▸ TASK PROMPT: Work out how many lines of the records contain "总参谋长". Answer with the number and nothing else.

▸ DATA FOR THE TASK:
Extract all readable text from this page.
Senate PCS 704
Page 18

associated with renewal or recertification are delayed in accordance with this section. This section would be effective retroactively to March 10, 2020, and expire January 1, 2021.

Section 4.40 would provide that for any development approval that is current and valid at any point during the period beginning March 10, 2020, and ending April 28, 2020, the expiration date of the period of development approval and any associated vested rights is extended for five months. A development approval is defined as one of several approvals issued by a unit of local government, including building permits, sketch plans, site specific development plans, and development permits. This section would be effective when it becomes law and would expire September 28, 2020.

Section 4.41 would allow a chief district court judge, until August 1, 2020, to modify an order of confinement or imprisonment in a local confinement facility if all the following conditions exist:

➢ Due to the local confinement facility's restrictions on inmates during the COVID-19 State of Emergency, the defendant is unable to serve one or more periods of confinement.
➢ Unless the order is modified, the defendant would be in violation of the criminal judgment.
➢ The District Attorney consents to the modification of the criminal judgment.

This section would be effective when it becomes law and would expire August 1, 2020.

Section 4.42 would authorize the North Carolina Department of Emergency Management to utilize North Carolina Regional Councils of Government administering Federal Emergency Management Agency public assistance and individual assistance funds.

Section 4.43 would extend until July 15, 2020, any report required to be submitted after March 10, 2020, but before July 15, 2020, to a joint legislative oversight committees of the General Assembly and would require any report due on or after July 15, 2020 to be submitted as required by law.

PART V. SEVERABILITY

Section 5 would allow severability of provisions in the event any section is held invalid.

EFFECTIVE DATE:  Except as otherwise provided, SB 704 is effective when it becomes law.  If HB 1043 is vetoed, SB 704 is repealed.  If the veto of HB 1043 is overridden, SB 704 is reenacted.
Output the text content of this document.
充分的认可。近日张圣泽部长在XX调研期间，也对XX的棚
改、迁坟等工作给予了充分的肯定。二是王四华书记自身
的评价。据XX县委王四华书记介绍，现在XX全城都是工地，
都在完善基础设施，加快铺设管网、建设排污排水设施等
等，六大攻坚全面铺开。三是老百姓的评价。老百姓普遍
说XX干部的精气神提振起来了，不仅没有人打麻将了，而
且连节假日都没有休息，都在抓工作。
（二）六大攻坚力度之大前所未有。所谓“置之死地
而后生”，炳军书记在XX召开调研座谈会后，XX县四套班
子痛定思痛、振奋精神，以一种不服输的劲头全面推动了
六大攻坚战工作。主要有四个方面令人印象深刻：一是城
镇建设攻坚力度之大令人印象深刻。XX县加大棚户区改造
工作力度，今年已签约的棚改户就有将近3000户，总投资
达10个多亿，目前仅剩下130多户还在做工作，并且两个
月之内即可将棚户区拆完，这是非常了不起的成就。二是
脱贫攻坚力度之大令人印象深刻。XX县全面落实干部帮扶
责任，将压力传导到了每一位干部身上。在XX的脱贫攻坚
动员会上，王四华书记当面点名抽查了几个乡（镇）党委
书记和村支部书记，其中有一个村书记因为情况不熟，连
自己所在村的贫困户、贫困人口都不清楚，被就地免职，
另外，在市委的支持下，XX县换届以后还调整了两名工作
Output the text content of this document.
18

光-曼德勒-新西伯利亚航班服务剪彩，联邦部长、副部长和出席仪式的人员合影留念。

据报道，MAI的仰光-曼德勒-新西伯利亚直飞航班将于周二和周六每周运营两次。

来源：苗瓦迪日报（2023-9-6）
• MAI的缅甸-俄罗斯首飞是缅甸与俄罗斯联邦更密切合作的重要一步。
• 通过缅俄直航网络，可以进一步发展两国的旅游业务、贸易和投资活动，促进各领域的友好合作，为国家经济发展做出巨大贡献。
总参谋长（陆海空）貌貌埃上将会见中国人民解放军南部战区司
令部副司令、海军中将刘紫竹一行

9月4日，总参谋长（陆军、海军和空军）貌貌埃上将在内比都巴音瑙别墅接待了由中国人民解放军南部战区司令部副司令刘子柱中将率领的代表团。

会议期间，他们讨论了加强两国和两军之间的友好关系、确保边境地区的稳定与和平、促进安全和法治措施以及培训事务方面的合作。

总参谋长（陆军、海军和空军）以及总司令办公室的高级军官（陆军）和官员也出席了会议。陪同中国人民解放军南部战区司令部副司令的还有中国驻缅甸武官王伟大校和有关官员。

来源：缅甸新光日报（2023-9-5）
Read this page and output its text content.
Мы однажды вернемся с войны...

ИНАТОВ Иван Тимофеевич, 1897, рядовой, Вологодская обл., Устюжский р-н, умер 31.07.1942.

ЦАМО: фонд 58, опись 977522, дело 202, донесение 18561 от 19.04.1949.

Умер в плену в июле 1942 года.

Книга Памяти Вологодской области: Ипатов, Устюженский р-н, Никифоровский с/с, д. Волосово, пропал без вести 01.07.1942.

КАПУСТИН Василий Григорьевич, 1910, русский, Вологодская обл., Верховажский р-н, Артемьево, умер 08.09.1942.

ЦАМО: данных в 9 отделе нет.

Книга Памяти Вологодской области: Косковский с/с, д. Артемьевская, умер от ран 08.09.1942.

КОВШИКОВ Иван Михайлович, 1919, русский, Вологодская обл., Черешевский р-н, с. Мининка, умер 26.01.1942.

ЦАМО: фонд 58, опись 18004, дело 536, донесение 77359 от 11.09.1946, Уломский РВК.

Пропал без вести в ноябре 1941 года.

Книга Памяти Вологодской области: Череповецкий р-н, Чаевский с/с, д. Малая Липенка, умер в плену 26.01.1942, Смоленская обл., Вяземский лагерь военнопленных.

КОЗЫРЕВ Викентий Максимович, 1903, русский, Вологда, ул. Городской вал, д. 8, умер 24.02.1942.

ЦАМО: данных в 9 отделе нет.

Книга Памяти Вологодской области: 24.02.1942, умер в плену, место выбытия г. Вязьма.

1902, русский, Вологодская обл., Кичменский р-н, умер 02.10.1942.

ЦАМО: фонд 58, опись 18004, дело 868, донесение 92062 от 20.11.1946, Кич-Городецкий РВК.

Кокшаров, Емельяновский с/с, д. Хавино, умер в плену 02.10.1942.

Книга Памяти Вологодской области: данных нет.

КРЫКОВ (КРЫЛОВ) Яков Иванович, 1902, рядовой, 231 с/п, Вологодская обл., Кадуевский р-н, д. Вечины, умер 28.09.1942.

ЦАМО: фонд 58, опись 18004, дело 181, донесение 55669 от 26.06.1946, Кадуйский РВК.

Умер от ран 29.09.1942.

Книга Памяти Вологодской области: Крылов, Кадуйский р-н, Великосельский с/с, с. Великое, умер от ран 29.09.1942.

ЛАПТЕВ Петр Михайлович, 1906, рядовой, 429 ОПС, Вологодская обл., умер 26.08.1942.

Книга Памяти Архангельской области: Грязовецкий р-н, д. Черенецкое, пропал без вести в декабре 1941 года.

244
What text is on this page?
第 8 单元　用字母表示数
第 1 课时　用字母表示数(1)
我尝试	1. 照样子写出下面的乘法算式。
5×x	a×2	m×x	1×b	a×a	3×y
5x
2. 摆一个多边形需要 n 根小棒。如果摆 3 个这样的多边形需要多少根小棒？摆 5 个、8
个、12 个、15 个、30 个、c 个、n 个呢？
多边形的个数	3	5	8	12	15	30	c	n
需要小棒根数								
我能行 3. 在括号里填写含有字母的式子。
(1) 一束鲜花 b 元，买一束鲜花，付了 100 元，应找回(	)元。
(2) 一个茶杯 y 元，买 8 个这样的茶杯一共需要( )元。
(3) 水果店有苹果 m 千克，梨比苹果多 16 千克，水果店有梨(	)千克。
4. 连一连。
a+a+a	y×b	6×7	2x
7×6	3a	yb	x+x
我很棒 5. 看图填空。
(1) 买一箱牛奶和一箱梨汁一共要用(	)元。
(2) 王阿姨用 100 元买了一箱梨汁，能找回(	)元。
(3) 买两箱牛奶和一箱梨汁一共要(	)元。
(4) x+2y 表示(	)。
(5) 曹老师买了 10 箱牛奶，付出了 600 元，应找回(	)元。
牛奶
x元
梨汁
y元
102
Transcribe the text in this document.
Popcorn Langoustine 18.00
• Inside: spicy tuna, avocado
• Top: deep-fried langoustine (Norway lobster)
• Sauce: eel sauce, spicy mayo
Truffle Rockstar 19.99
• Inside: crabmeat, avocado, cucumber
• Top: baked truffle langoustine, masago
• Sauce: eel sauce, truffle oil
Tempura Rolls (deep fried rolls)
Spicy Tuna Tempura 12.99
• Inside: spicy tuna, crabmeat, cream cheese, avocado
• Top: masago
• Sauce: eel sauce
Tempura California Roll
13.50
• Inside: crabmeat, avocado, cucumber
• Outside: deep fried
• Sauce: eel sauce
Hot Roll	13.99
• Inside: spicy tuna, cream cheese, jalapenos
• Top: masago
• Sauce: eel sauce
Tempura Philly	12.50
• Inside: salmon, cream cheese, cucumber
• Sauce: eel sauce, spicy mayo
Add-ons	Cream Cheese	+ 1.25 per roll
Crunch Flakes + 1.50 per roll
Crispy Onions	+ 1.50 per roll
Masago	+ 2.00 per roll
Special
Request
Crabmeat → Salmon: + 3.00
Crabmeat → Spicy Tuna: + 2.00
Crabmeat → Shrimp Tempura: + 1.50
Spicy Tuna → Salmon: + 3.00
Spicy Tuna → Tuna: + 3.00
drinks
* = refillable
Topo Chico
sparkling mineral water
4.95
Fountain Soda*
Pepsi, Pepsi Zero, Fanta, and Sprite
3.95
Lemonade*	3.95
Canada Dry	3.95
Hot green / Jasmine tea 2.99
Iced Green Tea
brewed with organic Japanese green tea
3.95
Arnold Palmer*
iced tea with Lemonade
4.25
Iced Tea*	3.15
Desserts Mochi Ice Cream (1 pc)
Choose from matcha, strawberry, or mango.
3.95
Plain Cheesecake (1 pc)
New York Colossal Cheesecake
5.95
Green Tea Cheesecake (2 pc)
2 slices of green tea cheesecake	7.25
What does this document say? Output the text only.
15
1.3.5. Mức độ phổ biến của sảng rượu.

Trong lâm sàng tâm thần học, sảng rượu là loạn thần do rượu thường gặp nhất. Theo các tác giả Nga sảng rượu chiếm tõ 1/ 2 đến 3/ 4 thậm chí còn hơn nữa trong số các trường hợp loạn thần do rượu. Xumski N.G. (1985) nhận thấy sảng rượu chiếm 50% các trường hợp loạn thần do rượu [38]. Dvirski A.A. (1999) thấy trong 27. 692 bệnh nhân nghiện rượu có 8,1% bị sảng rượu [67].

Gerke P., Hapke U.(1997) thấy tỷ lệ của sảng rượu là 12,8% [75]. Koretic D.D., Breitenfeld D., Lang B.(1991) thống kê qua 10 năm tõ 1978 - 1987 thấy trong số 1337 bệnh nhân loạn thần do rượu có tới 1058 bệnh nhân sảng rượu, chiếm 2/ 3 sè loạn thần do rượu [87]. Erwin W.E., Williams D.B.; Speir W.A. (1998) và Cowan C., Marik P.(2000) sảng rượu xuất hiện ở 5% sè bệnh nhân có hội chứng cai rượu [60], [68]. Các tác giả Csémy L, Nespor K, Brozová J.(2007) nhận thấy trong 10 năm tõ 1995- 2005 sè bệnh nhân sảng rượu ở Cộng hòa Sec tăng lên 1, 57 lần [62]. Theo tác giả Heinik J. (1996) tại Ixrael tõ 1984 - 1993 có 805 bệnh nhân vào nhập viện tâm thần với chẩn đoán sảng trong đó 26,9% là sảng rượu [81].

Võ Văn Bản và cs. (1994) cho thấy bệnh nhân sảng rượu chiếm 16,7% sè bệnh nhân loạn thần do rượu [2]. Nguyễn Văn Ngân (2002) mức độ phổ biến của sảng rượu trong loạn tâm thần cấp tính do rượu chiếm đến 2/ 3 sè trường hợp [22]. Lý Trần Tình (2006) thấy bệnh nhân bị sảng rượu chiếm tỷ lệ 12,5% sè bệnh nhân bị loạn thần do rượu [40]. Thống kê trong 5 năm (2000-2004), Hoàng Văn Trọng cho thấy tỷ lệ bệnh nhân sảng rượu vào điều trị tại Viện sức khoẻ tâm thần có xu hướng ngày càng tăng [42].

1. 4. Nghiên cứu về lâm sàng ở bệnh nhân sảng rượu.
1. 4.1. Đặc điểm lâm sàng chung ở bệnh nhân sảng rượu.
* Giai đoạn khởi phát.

▸ ANSWER TO THIS EXERCISE: 3